Stored data:
** Begin **
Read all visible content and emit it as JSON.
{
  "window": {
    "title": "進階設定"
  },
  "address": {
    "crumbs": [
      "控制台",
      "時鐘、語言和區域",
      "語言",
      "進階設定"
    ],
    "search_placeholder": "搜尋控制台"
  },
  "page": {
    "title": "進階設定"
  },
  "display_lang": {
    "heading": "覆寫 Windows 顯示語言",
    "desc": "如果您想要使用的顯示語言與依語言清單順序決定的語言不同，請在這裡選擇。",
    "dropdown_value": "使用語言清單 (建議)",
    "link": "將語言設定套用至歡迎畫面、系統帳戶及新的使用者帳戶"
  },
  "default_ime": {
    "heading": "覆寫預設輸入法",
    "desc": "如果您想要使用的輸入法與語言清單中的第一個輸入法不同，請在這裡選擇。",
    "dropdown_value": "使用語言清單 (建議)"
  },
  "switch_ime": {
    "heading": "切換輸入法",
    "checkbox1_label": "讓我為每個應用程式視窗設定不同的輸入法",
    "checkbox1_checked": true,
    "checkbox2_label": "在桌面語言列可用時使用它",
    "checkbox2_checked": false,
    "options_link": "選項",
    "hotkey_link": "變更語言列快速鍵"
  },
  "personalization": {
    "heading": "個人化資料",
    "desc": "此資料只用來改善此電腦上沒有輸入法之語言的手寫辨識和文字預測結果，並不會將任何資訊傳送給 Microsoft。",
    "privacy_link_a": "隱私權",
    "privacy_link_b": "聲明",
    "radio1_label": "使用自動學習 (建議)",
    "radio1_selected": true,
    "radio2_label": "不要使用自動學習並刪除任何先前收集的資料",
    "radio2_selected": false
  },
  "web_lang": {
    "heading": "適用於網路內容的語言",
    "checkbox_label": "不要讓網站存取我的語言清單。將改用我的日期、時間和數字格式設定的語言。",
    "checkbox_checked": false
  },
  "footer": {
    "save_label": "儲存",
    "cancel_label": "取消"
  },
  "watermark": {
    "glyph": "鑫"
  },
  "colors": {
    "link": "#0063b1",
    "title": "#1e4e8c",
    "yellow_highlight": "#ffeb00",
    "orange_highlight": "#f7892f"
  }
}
** End **
Write out each line of the data above again, exactly as given.

Read all visible content and emit it as JSON.
{
  "window": {
    "title": "進階設定"
  },
  "address": {
    "crumbs": [
      "控制台",
      "時鐘、語言和區域",
      "語言",
      "進階設定"
    ],
    "search_placeholder": "搜尋控制台"
  },
  "page": {
    "title": "進階設定"
  },
  "display_lang": {
    "heading": "覆寫 Windows 顯示語言",
    "desc": "如果您想要使用的顯示語言與依語言清單順序決定的語言不同，請在這裡選擇。",
    "dropdown_value": "使用語言清單 (建議)",
    "link": "將語言設定套用至歡迎畫面、系統帳戶及新的使用者帳戶"
  },
  "default_ime": {
    "heading": "覆寫預設輸入法",
    "desc": "如果您想要使用的輸入法與語言清單中的第一個輸入法不同，請在這裡選擇。",
    "dropdown_value": "使用語言清單 (建議)"
  },
  "switch_ime": {
    "heading": "切換輸入法",
    "checkbox1_label": "讓我為每個應用程式視窗設定不同的輸入法",
    "checkbox1_checked": true,
    "checkbox2_label": "在桌面語言列可用時使用它",
    "checkbox2_checked": false,
    "options_link": "選項",
    "hotkey_link": "變更語言列快速鍵"
  },
  "personalization": {
    "heading": "個人化資料",
    "desc": "此資料只用來改善此電腦上沒有輸入法之語言的手寫辨識和文字預測結果，並不會將任何資訊傳送給 Microsoft。",
    "privacy_link_a": "隱私權",
    "privacy_link_b": "聲明",
    "radio1_label": "使用自動學習 (建議)",
    "radio1_selected": true,
    "radio2_label": "不要使用自動學習並刪除任何先前收集的資料",
    "radio2_selected": false
  },
  "web_lang": {
    "heading": "適用於網路內容的語言",
    "checkbox_label": "不要讓網站存取我的語言清單。將改用我的日期、時間和數字格式設定的語言。",
    "checkbox_checked": false
  },
  "footer": {
    "save_label": "儲存",
    "cancel_label": "取消"
  },
  "watermark": {
    "glyph": "鑫"
  },
  "colors": {
    "link": "#0063b1",
    "title": "#1e4e8c",
    "yellow_highlight": "#ffeb00",
    "orange_highlight": "#f7892f"
  }
}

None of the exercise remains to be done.